> **Task to carry out**: Repeat the material exactly, every line of it.

> **Items listed in a dataset**:
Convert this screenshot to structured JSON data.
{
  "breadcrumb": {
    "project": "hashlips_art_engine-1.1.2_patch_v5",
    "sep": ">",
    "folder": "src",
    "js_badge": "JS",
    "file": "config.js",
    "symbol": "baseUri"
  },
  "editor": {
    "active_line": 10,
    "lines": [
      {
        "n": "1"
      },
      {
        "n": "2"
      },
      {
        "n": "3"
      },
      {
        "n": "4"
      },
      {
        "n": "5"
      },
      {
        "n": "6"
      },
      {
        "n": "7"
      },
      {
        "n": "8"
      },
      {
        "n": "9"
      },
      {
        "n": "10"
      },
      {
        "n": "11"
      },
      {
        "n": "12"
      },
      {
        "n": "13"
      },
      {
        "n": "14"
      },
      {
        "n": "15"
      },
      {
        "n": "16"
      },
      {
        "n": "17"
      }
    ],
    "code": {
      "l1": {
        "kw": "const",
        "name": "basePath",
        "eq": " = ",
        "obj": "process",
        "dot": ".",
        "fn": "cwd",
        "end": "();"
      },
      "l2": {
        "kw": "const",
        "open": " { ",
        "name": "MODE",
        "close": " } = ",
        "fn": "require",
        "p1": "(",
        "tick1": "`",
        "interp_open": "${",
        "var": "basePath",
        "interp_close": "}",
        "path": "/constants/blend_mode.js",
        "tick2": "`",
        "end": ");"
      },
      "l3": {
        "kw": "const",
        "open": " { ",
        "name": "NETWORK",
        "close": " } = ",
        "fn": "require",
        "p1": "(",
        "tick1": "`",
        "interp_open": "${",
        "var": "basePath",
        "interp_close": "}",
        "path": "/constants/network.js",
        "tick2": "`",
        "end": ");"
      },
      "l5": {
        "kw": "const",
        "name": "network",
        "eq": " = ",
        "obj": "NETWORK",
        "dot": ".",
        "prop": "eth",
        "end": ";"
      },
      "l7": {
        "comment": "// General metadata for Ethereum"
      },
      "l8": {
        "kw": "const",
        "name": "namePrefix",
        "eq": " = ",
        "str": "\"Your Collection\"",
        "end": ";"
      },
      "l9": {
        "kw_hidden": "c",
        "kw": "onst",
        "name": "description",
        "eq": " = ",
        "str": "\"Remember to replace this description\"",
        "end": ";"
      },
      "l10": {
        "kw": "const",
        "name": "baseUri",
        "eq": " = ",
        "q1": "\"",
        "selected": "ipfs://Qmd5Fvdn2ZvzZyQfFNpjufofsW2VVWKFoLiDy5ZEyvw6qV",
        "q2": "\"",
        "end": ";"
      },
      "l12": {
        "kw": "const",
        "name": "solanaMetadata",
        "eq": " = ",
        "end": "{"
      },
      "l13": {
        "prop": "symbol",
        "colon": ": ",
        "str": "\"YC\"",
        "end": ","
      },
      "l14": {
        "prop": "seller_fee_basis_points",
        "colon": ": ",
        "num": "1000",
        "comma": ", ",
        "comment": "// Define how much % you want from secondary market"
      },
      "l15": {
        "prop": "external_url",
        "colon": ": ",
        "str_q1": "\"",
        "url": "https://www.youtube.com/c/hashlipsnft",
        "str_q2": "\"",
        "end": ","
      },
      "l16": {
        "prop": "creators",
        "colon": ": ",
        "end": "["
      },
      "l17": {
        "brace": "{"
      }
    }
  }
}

> **Written solution**:
Convert this screenshot to structured JSON data.
{
  "breadcrumb": {
    "project": "hashlips_art_engine-1.1.2_patch_v5",
    "sep": ">",
    "folder": "src",
    "js_badge": "JS",
    "file": "config.js",
    "symbol": "baseUri"
  },
  "editor": {
    "active_line": 10,
    "lines": [
      {
        "n": "1"
      },
      {
        "n": "2"
      },
      {
        "n": "3"
      },
      {
        "n": "4"
      },
      {
        "n": "5"
      },
      {
        "n": "6"
      },
      {
        "n": "7"
      },
      {
        "n": "8"
      },
      {
        "n": "9"
      },
      {
        "n": "10"
      },
      {
        "n": "11"
      },
      {
        "n": "12"
      },
      {
        "n": "13"
      },
      {
        "n": "14"
      },
      {
        "n": "15"
      },
      {
        "n": "16"
      },
      {
        "n": "17"
      }
    ],
    "code": {
      "l1": {
        "kw": "const",
        "name": "basePath",
        "eq": " = ",
        "obj": "process",
        "dot": ".",
        "fn": "cwd",
        "end": "();"
      },
      "l2": {
        "kw": "const",
        "open": " { ",
        "name": "MODE",
        "close": " } = ",
        "fn": "require",
        "p1": "(",
        "tick1": "`",
        "interp_open": "${",
        "var": "basePath",
        "interp_close": "}",
        "path": "/constants/blend_mode.js",
        "tick2": "`",
        "end": ");"
      },
      "l3": {
        "kw": "const",
        "open": " { ",
        "name": "NETWORK",
        "close": " } = ",
        "fn": "require",
        "p1": "(",
        "tick1": "`",
        "interp_open": "${",
        "var": "basePath",
        "interp_close": "}",
        "path": "/constants/network.js",
        "tick2": "`",
        "end": ");"
      },
      "l5": {
        "kw": "const",
        "name": "network",
        "eq": " = ",
        "obj": "NETWORK",
        "dot": ".",
        "prop": "eth",
        "end": ";"
      },
      "l7": {
        "comment": "// General metadata for Ethereum"
      },
      "l8": {
        "kw": "const",
        "name": "namePrefix",
        "eq": " = ",
        "str": "\"Your Collection\"",
        "end": ";"
      },
      "l9": {
        "kw_hidden": "c",
        "kw": "onst",
        "name": "description",
        "eq": " = ",
        "str": "\"Remember to replace this description\"",
        "end": ";"
      },
      "l10": {
        "kw": "const",
        "name": "baseUri",
        "eq": " = ",
        "q1": "\"",
        "selected": "ipfs://Qmd5Fvdn2ZvzZyQfFNpjufofsW2VVWKFoLiDy5ZEyvw6qV",
        "q2": "\"",
        "end": ";"
      },
      "l12": {
        "kw": "const",
        "name": "solanaMetadata",
        "eq": " = ",
        "end": "{"
      },
      "l13": {
        "prop": "symbol",
        "colon": ": ",
        "str": "\"YC\"",
        "end": ","
      },
      "l14": {
        "prop": "seller_fee_basis_points",
        "colon": ": ",
        "num": "1000",
        "comma": ", ",
        "comment": "// Define how much % you want from secondary market"
      },
      "l15": {
        "prop": "external_url",
        "colon": ": ",
        "str_q1": "\"",
        "url": "https://www.youtube.com/c/hashlipsnft",
        "str_q2": "\"",
        "end": ","
      },
      "l16": {
        "prop": "creators",
        "colon": ": ",
        "end": "["
      },
      "l17": {
        "brace": "{"
      }
    }
  }
}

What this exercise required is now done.